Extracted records
┄┄┄┄┄┄┄┄┄┄
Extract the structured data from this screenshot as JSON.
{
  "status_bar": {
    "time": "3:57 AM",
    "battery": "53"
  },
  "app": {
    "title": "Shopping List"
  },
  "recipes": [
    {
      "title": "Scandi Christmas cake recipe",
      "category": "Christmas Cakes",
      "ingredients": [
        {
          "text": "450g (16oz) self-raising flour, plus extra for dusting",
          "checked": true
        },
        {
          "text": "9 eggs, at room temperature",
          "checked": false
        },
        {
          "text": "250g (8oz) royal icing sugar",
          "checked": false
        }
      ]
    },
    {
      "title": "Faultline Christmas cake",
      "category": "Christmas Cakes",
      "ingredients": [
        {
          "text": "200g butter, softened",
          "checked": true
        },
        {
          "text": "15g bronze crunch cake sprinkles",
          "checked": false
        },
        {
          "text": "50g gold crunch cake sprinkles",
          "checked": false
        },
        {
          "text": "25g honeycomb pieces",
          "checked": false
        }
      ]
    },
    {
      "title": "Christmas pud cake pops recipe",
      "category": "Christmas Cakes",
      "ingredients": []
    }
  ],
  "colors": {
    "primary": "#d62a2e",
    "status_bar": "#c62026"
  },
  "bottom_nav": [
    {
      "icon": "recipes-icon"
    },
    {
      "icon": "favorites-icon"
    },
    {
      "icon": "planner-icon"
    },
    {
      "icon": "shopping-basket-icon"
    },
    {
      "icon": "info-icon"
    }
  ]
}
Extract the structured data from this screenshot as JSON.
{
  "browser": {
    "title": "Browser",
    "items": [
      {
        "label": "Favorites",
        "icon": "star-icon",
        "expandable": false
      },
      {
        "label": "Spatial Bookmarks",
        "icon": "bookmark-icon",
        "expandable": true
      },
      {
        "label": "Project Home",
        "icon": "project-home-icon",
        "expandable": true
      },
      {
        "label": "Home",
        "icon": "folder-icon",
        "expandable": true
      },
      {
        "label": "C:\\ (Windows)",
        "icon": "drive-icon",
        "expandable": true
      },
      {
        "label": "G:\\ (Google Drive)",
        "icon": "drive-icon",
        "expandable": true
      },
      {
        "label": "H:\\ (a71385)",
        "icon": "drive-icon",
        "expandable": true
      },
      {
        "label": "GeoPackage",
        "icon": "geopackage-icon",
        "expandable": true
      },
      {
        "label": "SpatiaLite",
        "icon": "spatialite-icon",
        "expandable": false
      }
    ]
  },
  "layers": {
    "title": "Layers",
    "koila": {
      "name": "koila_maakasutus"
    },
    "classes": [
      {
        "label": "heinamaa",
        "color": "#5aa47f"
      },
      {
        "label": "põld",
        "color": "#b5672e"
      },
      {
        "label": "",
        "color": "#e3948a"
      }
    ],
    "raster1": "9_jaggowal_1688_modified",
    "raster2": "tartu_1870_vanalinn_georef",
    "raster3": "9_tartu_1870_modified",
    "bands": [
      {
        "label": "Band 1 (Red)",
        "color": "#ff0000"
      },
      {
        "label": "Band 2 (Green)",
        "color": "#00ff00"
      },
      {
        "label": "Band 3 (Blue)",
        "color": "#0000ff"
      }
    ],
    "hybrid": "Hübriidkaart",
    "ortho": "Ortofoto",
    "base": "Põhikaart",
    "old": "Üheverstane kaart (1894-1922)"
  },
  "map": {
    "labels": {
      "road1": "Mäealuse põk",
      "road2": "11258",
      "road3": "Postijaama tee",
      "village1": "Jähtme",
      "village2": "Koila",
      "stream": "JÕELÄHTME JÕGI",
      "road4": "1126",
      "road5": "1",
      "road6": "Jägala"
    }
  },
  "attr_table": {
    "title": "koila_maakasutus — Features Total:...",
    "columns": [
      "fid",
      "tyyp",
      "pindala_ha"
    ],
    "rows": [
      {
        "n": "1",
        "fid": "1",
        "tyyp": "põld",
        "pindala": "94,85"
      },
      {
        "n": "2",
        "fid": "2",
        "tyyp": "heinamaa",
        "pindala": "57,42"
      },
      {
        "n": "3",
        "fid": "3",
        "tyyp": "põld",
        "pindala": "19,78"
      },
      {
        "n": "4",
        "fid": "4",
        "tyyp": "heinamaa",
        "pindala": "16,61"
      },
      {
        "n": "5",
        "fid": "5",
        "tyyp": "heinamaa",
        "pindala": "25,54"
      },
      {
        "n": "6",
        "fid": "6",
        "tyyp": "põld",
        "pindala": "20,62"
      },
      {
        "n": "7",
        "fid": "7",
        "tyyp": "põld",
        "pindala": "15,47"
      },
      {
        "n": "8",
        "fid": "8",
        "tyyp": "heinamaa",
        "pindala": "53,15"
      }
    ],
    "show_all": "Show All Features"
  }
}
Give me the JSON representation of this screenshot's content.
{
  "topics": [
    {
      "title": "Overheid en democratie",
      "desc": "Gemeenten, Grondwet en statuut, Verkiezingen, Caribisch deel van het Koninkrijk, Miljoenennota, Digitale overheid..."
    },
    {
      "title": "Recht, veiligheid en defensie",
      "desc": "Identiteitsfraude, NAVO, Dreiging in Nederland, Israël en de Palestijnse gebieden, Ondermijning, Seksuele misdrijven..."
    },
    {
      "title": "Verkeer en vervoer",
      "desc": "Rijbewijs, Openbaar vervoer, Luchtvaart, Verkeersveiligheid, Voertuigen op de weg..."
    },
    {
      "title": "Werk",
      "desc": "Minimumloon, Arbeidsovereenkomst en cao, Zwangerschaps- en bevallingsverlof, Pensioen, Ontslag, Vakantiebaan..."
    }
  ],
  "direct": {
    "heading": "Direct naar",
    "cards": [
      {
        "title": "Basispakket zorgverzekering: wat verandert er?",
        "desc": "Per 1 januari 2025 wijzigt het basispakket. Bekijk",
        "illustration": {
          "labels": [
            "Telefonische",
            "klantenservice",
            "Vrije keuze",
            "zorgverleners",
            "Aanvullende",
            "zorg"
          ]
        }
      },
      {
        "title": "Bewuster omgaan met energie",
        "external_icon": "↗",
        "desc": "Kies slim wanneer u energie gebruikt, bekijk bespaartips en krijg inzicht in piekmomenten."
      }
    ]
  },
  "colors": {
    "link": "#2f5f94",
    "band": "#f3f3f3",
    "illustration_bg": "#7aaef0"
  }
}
┄┄┄┄┄┄┄┄┄┄
» **What you are asked to do**
Begin at the line containing "Give me the" and reproduce each line through the end of the records above.

» **Output for this exercise**
Give me the JSON representation of this screenshot's content.
{
  "topics": [
    {
      "title": "Overheid en democratie",
      "desc": "Gemeenten, Grondwet en statuut, Verkiezingen, Caribisch deel van het Koninkrijk, Miljoenennota, Digitale overheid..."
    },
    {
      "title": "Recht, veiligheid en defensie",
      "desc": "Identiteitsfraude, NAVO, Dreiging in Nederland, Israël en de Palestijnse gebieden, Ondermijning, Seksuele misdrijven..."
    },
    {
      "title": "Verkeer en vervoer",
      "desc": "Rijbewijs, Openbaar vervoer, Luchtvaart, Verkeersveiligheid, Voertuigen op de weg..."
    },
    {
      "title": "Werk",
      "desc": "Minimumloon, Arbeidsovereenkomst en cao, Zwangerschaps- en bevallingsverlof, Pensioen, Ontslag, Vakantiebaan..."
    }
  ],
  "direct": {
    "heading": "Direct naar",
    "cards": [
      {
        "title": "Basispakket zorgverzekering: wat verandert er?",
        "desc": "Per 1 januari 2025 wijzigt het basispakket. Bekijk",
        "illustration": {
          "labels": [
            "Telefonische",
            "klantenservice",
            "Vrije keuze",
            "zorgverleners",
            "Aanvullende",
            "zorg"
          ]
        }
      },
      {
        "title": "Bewuster omgaan met energie",
        "external_icon": "↗",
        "desc": "Kies slim wanneer u energie gebruikt, bekijk bespaartips en krijg inzicht in piekmomenten."
      }
    ]
  },
  "colors": {
    "link": "#2f5f94",
    "band": "#f3f3f3",
    "illustration_bg": "#7aaef0"
  }
}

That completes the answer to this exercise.